DIRECTIONS -> Identify each line holding the string "Oncology" and copy it.

GIVEN INFORMATION ->
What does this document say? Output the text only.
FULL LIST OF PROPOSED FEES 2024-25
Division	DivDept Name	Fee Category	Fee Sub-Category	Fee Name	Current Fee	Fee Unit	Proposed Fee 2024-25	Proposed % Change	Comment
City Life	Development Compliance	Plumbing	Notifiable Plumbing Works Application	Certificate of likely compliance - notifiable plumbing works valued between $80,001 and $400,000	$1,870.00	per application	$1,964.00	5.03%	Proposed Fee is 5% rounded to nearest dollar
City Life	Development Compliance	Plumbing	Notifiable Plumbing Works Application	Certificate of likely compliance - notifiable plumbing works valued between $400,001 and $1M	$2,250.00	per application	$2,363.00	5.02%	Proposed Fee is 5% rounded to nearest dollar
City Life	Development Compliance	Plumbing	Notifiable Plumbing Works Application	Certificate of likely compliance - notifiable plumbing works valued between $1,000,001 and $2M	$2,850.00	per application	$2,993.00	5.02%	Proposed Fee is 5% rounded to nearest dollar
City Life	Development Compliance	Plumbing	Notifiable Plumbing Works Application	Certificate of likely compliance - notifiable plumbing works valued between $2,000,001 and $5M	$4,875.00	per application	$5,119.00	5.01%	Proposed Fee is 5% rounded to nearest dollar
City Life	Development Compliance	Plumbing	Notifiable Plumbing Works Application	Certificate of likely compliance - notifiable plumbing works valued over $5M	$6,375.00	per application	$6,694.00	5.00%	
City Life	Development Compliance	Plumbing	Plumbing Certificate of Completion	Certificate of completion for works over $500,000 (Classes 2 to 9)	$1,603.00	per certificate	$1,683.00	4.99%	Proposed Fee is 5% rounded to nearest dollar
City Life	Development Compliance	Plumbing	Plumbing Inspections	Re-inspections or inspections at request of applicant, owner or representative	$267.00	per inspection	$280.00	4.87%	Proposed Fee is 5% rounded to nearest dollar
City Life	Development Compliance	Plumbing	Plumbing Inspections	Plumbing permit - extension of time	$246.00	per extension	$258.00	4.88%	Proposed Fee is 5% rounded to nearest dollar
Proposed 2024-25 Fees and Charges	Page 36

...

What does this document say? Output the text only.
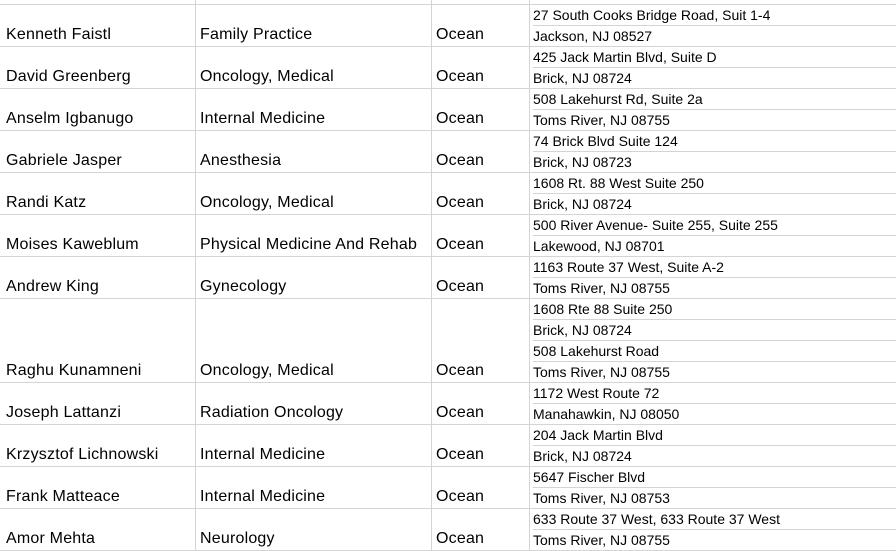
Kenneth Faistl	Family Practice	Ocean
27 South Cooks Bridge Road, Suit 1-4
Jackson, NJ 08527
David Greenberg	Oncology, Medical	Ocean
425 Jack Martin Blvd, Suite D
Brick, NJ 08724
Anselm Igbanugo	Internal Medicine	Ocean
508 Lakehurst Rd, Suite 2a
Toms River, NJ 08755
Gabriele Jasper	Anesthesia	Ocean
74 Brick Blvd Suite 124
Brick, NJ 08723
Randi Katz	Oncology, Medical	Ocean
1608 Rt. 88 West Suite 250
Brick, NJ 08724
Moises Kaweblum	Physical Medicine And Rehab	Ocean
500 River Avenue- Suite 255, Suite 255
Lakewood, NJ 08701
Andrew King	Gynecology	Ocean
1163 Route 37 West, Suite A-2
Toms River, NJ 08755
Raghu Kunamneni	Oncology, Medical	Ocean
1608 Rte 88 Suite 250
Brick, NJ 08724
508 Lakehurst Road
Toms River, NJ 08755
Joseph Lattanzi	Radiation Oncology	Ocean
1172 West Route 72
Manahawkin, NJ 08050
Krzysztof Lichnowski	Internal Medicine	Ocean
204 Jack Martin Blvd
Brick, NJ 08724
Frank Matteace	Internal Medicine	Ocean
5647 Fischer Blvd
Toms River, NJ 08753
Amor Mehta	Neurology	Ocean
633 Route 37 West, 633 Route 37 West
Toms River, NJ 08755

ANSWER TO THIS PROBLEM ->
David Greenberg	Oncology, Medical	Ocean
Randi Katz	Oncology, Medical	Ocean
Raghu Kunamneni	Oncology, Medical	Ocean
Joseph Lattanzi	Radiation Oncology	Ocean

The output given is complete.